→ **Required task 1**:
In the records, from the first line down through the line containing "staticText: 10 minutes [33,668,408,703]", swap "Collapse" for "Expand" and write those lines out again with nothing else changed.

--- begin Passage provided ---

Petitioner-appellant appeals from a judgment *768affirming a decision of the Spokane Civil Service Commission sustaining his discharge from city employment.
Petitioner was an employee of the Water Department of the City of Spokane. On February 24, 1970, he was convicted on two counts of indecent liberties and sentenced to a term of not more than 20 years on each count. Petitioner appealed the conviction to this division of the Court of Appeals.
Thereafter, on August 14, 1970, petitioner was served with a notice of discharge from the City Manager1 and promptly filed an appeal with the Civil Service Commission. Hearing on the Commission appeal was delayed pending the outcome of the criminal appeal.
On December 4, 1970, the conviction was reversed and remanded for new trial because of the trial court’s failure to secure petitioner’s consent before allowing the jury to separate during trial. This case was not retried.
On June 27, 1972, hearings commenced before the Commission limited to items 2 and 3 of the notice of discharge, i.e., whether petitioner was guilty of misconduct unbecoming a city employee and conduct amounting to disgraceful conduct. In the course of the hearing, the following evidence was produced: the testimony of petitioner, a former wife, the Assistant City Manager, other city employees and, in addition, the record of the criminal trial. The Commission confirmed petitioner’s discharge.
Four issues need be determined on review: (1) Was hearsay testimony improperly considered? (2) Are the Civil Service rules allowing discharge of an employee for disgraceful conduct or conduct unbecoming a city employee *769so vague as to be unconstitutional? (3) Can a city employee be discharged for isolated incidents of unbecoming or disgraceful off-duty conduct? (4) Did the Commission erroneously admit into evidence the record of petitioner’s criminal trial? These questions must be considered in light of the limited scope of review on appeal from a Civil Service Commission decision.

--- end Passage provided ---

→ **Required task 2**:
Pick up the court opinion on the Spokane water department employee's discharge and keep writing it from its last sentence.

--- begin Given information ---

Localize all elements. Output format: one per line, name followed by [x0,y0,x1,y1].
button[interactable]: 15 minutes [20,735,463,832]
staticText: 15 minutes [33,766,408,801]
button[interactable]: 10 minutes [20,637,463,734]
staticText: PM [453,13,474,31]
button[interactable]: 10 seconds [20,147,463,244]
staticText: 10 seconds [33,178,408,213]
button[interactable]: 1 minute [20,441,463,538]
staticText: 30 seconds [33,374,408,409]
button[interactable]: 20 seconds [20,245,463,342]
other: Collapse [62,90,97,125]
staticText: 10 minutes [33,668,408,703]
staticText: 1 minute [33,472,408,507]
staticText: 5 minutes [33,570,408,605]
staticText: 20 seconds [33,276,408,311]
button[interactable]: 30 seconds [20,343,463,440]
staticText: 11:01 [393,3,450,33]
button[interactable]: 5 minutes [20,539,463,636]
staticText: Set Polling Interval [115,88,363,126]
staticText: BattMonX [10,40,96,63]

--- end Given information ---

→ **Task result 1**:
Localize all elements. Output format: one per line, name followed by [x0,y0,x1,y1].
button[interactable]: 15 minutes [20,735,463,832]
staticText: 15 minutes [33,766,408,801]
button[interactable]: 10 minutes [20,637,463,734]
staticText: PM [453,13,474,31]
button[interactable]: 10 seconds [20,147,463,244]
staticText: 10 seconds [33,178,408,213]
button[interactable]: 1 minute [20,441,463,538]
staticText: 30 seconds [33,374,408,409]
button[interactable]: 20 seconds [20,245,463,342]
other: Expand [62,90,97,125]
staticText: 10 minutes [33,668,408,703]

→ **Task result 2**:
The court in State ex rel. Perry v. Seattle, 69 Wn.2d 816, 817, 420 P.2d 704 (1966), placed the scope of judicial review in proper perspective, stating:
Specifically, the real issue before the court is not “What is right”? but rather, “Who decides what is right”?
In that case, a Seattle policeman was dismissed by the Chief of Police for violating state laws, for conduct unbecoming an officer and likely to bring discredit upon the Police Department, and for the good of the service. The Commission sustained the officer’s dismissal. In upholding the Commission decision, the court quoted from State ex rel. Littau v. Seattle, 189 Wash. 64, 69, 63 P.2d 515 (1937):
The principle of law governing the situation is this: When, ... it appears that the appointing power has filed with the civil service commission a written statement of the reasons for the removal upon charges that cannot be said to be utterly frivolous, and when it further appears that the commission has awarded the party charged a full opportunity to be heard, and that competent evidence has been produced tending, ... to prove the charges made, the court may not inquire into the weight or sufficiency of the evidence. Its power is confined to the inquiry whether the officers entrusted with the authority to effect removals and discharges have acted within the prescribed rules.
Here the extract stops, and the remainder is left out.